REQUEST — Write out the entire listing below exactly, with the pictures left out.

[Data entries]
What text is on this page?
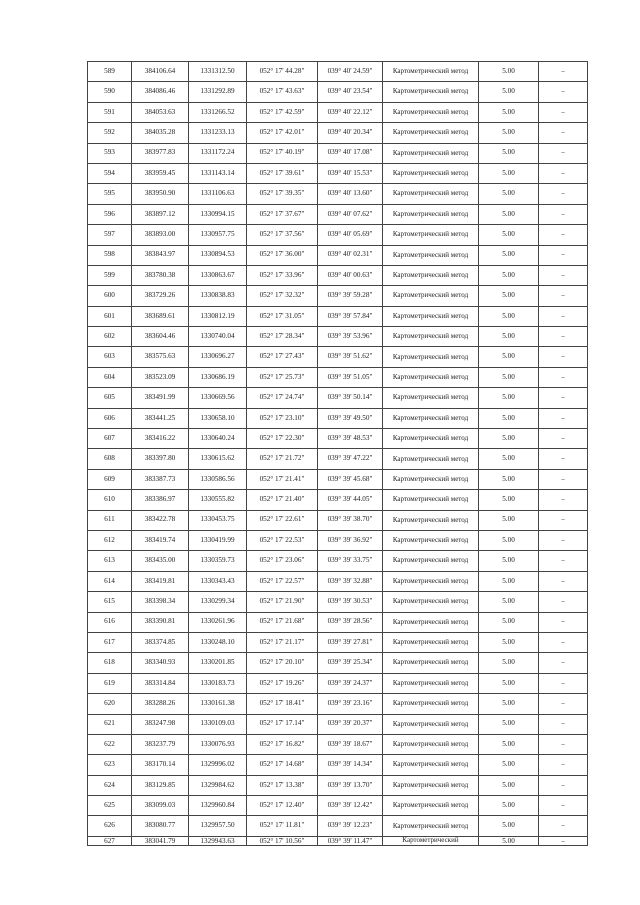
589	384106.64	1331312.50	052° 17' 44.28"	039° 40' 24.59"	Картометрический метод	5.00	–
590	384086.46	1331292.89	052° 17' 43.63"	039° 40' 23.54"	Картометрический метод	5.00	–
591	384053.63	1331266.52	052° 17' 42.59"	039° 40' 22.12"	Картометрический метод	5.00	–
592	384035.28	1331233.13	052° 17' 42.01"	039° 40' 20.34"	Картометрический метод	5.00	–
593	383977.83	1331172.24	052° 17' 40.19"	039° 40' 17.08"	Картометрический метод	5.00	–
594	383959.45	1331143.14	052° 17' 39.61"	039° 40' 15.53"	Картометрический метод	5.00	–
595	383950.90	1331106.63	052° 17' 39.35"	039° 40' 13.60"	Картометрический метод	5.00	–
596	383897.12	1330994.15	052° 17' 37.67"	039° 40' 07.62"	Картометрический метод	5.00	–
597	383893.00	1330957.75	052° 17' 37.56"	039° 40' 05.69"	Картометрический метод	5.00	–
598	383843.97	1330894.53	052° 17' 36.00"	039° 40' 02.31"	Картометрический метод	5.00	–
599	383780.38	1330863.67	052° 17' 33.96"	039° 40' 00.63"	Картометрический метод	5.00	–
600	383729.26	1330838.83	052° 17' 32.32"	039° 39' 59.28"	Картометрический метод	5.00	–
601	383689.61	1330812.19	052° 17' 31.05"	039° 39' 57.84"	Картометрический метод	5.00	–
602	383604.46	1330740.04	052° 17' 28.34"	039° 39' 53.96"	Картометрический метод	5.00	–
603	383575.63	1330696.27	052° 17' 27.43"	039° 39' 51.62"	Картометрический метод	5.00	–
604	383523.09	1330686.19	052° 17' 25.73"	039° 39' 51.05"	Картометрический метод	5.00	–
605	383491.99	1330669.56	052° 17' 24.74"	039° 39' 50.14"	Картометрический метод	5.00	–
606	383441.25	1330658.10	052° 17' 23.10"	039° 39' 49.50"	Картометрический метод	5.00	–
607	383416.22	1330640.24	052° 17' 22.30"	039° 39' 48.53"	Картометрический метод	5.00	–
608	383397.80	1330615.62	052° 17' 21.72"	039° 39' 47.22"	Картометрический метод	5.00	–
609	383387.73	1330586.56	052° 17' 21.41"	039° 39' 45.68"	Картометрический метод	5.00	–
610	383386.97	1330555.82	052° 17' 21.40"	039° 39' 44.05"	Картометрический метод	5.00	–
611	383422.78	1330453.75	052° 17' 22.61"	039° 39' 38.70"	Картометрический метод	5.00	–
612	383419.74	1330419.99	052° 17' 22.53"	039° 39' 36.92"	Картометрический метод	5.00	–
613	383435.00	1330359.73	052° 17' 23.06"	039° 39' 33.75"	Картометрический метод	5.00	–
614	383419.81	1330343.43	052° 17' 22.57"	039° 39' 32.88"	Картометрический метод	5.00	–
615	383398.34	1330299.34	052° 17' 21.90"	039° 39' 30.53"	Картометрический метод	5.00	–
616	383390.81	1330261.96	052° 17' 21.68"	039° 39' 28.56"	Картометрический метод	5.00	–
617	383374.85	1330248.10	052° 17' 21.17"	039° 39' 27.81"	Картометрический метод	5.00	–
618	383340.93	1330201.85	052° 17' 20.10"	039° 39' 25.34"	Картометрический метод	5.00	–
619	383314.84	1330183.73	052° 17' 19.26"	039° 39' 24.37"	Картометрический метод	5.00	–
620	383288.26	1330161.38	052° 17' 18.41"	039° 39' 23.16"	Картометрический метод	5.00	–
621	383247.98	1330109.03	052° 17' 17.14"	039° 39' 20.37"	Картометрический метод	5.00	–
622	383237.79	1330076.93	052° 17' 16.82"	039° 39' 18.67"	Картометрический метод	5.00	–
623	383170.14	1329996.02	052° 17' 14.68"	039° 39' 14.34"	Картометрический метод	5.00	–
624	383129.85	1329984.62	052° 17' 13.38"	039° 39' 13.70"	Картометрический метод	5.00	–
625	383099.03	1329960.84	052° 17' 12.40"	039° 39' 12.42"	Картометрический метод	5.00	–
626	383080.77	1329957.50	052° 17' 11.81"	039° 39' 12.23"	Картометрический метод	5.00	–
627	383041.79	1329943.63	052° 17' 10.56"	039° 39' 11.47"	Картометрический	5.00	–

EXPECTED ANSWER —
What text is on this page?
589	384106.64	1331312.50	052° 17' 44.28"	039° 40' 24.59"	Картометрический метод	5.00	–
590	384086.46	1331292.89	052° 17' 43.63"	039° 40' 23.54"	Картометрический метод	5.00	–
591	384053.63	1331266.52	052° 17' 42.59"	039° 40' 22.12"	Картометрический метод	5.00	–
592	384035.28	1331233.13	052° 17' 42.01"	039° 40' 20.34"	Картометрический метод	5.00	–
593	383977.83	1331172.24	052° 17' 40.19"	039° 40' 17.08"	Картометрический метод	5.00	–
594	383959.45	1331143.14	052° 17' 39.61"	039° 40' 15.53"	Картометрический метод	5.00	–
595	383950.90	1331106.63	052° 17' 39.35"	039° 40' 13.60"	Картометрический метод	5.00	–
596	383897.12	1330994.15	052° 17' 37.67"	039° 40' 07.62"	Картометрический метод	5.00	–
597	383893.00	1330957.75	052° 17' 37.56"	039° 40' 05.69"	Картометрический метод	5.00	–
598	383843.97	1330894.53	052° 17' 36.00"	039° 40' 02.31"	Картометрический метод	5.00	–
599	383780.38	1330863.67	052° 17' 33.96"	039° 40' 00.63"	Картометрический метод	5.00	–
600	383729.26	1330838.83	052° 17' 32.32"	039° 39' 59.28"	Картометрический метод	5.00	–
601	383689.61	1330812.19	052° 17' 31.05"	039° 39' 57.84"	Картометрический метод	5.00	–
602	383604.46	1330740.04	052° 17' 28.34"	039° 39' 53.96"	Картометрический метод	5.00	–
603	383575.63	1330696.27	052° 17' 27.43"	039° 39' 51.62"	Картометрический метод	5.00	–
604	383523.09	1330686.19	052° 17' 25.73"	039° 39' 51.05"	Картометрический метод	5.00	–
605	383491.99	1330669.56	052° 17' 24.74"	039° 39' 50.14"	Картометрический метод	5.00	–
606	383441.25	1330658.10	052° 17' 23.10"	039° 39' 49.50"	Картометрический метод	5.00	–
607	383416.22	1330640.24	052° 17' 22.30"	039° 39' 48.53"	Картометрический метод	5.00	–
608	383397.80	1330615.62	052° 17' 21.72"	039° 39' 47.22"	Картометрический метод	5.00	–
609	383387.73	1330586.56	052° 17' 21.41"	039° 39' 45.68"	Картометрический метод	5.00	–
610	383386.97	1330555.82	052° 17' 21.40"	039° 39' 44.05"	Картометрический метод	5.00	–
611	383422.78	1330453.75	052° 17' 22.61"	039° 39' 38.70"	Картометрический метод	5.00	–
612	383419.74	1330419.99	052° 17' 22.53"	039° 39' 36.92"	Картометрический метод	5.00	–
613	383435.00	1330359.73	052° 17' 23.06"	039° 39' 33.75"	Картометрический метод	5.00	–
614	383419.81	1330343.43	052° 17' 22.57"	039° 39' 32.88"	Картометрический метод	5.00	–
615	383398.34	1330299.34	052° 17' 21.90"	039° 39' 30.53"	Картометрический метод	5.00	–
616	383390.81	1330261.96	052° 17' 21.68"	039° 39' 28.56"	Картометрический метод	5.00	–
617	383374.85	1330248.10	052° 17' 21.17"	039° 39' 27.81"	Картометрический метод	5.00	–
618	383340.93	1330201.85	052° 17' 20.10"	039° 39' 25.34"	Картометрический метод	5.00	–
619	383314.84	1330183.73	052° 17' 19.26"	039° 39' 24.37"	Картометрический метод	5.00	–
620	383288.26	1330161.38	052° 17' 18.41"	039° 39' 23.16"	Картометрический метод	5.00	–
621	383247.98	1330109.03	052° 17' 17.14"	039° 39' 20.37"	Картометрический метод	5.00	–
622	383237.79	1330076.93	052° 17' 16.82"	039° 39' 18.67"	Картометрический метод	5.00	–
623	383170.14	1329996.02	052° 17' 14.68"	039° 39' 14.34"	Картометрический метод	5.00	–
624	383129.85	1329984.62	052° 17' 13.38"	039° 39' 13.70"	Картометрический метод	5.00	–
625	383099.03	1329960.84	052° 17' 12.40"	039° 39' 12.42"	Картометрический метод	5.00	–
626	383080.77	1329957.50	052° 17' 11.81"	039° 39' 12.23"	Картометрический метод	5.00	–
627	383041.79	1329943.63	052° 17' 10.56"	039° 39' 11.47"	Картометрический	5.00	–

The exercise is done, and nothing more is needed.